--- begin Provided information ---

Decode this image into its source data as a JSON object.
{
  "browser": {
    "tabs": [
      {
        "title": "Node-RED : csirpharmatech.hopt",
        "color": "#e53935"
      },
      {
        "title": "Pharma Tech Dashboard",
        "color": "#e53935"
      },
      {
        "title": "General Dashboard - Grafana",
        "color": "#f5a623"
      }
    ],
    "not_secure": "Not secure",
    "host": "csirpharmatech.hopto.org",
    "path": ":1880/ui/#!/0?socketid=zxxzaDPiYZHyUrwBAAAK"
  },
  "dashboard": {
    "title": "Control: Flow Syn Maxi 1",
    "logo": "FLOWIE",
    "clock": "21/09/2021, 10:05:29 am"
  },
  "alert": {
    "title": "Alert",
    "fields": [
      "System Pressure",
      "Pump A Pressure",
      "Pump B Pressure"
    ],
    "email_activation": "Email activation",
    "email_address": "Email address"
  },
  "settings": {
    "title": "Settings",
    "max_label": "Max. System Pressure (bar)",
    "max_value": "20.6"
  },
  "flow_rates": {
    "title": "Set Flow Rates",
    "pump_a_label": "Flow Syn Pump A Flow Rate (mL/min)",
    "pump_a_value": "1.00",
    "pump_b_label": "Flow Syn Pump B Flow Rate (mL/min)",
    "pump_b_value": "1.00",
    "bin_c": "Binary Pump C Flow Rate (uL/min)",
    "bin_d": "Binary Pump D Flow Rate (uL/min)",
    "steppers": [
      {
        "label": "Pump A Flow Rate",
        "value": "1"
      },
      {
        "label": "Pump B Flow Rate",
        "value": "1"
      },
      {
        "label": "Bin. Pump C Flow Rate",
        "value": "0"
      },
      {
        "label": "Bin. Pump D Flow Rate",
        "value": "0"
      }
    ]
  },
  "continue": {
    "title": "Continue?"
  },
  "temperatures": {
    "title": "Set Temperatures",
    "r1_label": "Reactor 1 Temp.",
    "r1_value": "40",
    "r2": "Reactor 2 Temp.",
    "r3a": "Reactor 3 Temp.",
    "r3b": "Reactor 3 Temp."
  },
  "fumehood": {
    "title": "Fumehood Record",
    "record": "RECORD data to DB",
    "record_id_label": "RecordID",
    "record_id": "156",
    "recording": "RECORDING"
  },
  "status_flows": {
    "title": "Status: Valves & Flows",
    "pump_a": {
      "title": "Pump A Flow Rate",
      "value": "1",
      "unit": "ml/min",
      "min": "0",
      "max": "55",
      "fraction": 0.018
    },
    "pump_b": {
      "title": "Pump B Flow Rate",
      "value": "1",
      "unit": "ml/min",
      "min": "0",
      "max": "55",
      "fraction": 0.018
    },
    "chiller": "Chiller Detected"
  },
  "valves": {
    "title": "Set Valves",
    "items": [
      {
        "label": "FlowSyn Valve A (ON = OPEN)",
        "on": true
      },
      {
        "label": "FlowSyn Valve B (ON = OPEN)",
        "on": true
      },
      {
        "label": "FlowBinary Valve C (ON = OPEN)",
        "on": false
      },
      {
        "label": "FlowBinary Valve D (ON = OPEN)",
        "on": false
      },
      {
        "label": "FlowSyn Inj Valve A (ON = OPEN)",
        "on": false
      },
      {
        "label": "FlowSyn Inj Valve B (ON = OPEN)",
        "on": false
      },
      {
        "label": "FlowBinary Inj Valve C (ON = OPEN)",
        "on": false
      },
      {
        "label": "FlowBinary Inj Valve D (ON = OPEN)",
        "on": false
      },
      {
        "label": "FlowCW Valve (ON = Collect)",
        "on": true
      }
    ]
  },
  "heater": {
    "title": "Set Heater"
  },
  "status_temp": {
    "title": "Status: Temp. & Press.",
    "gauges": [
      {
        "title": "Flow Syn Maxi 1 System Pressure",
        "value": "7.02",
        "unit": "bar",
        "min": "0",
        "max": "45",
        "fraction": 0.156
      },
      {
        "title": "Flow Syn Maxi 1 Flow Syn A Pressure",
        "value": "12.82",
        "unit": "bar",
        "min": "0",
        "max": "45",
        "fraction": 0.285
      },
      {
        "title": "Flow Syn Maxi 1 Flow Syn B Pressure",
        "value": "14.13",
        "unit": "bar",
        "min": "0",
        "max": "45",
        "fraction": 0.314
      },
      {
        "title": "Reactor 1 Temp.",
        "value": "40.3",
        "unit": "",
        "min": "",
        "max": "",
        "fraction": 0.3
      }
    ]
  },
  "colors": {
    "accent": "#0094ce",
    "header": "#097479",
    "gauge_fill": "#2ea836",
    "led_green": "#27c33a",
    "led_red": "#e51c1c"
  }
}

--- end Provided information ---
--- begin Provided information ---

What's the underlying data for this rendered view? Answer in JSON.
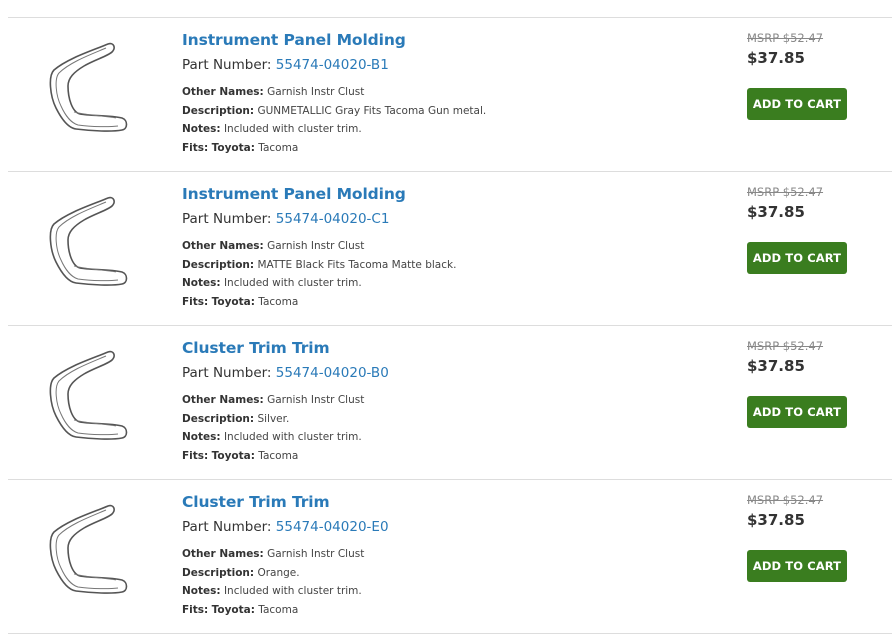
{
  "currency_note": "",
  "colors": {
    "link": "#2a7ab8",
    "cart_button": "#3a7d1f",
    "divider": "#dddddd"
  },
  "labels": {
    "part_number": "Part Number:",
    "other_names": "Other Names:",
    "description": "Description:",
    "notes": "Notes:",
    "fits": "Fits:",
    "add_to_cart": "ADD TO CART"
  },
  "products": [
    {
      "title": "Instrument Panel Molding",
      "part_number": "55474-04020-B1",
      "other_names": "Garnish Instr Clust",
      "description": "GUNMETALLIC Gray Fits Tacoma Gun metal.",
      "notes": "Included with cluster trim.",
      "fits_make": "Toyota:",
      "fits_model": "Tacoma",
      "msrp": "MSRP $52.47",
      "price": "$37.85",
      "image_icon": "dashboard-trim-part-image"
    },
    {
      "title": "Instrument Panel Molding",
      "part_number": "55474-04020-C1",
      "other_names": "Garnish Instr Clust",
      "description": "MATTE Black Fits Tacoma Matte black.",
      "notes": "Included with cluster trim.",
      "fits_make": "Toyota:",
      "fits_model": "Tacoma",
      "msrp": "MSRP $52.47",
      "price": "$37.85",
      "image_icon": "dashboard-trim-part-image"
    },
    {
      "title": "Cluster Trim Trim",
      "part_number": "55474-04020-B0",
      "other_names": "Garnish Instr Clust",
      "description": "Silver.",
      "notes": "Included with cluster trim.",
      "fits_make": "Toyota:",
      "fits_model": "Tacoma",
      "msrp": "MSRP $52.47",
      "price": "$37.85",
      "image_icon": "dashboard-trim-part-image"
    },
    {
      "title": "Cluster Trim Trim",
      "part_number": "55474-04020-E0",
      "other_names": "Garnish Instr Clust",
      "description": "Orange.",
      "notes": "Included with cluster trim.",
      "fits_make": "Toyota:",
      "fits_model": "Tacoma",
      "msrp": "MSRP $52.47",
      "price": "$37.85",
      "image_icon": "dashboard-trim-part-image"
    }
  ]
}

--- end Provided information ---
--- begin Provided information ---

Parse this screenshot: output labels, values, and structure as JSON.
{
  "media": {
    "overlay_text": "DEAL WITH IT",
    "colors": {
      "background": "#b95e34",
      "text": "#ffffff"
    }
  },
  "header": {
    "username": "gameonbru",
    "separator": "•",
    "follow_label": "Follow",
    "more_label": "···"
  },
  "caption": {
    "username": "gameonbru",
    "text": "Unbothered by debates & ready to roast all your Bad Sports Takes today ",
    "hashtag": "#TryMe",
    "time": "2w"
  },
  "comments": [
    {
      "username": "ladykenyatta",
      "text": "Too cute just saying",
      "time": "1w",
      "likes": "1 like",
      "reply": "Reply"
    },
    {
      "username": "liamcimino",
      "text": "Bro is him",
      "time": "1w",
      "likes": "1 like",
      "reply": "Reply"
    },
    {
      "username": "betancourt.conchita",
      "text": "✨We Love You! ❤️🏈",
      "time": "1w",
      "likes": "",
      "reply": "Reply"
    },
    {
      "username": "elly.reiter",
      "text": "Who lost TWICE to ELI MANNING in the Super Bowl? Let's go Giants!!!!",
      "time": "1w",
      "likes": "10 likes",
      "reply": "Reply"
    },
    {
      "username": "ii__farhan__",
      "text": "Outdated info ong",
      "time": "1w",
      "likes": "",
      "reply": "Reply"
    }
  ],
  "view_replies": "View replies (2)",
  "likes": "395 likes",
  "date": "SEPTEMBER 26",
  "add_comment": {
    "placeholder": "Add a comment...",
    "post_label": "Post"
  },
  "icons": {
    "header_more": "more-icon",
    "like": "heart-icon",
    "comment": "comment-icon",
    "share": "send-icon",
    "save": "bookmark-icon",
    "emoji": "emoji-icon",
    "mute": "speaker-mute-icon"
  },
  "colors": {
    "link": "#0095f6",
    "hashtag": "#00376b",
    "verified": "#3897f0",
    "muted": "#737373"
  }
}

--- end Provided information ---

Requirement - Look through the material and copy each line that has "fraction".

Solution -
      "fraction": 0.018
      "fraction": 0.018
        "fraction": 0.156
        "fraction": 0.285
        "fraction": 0.314
        "fraction": 0.3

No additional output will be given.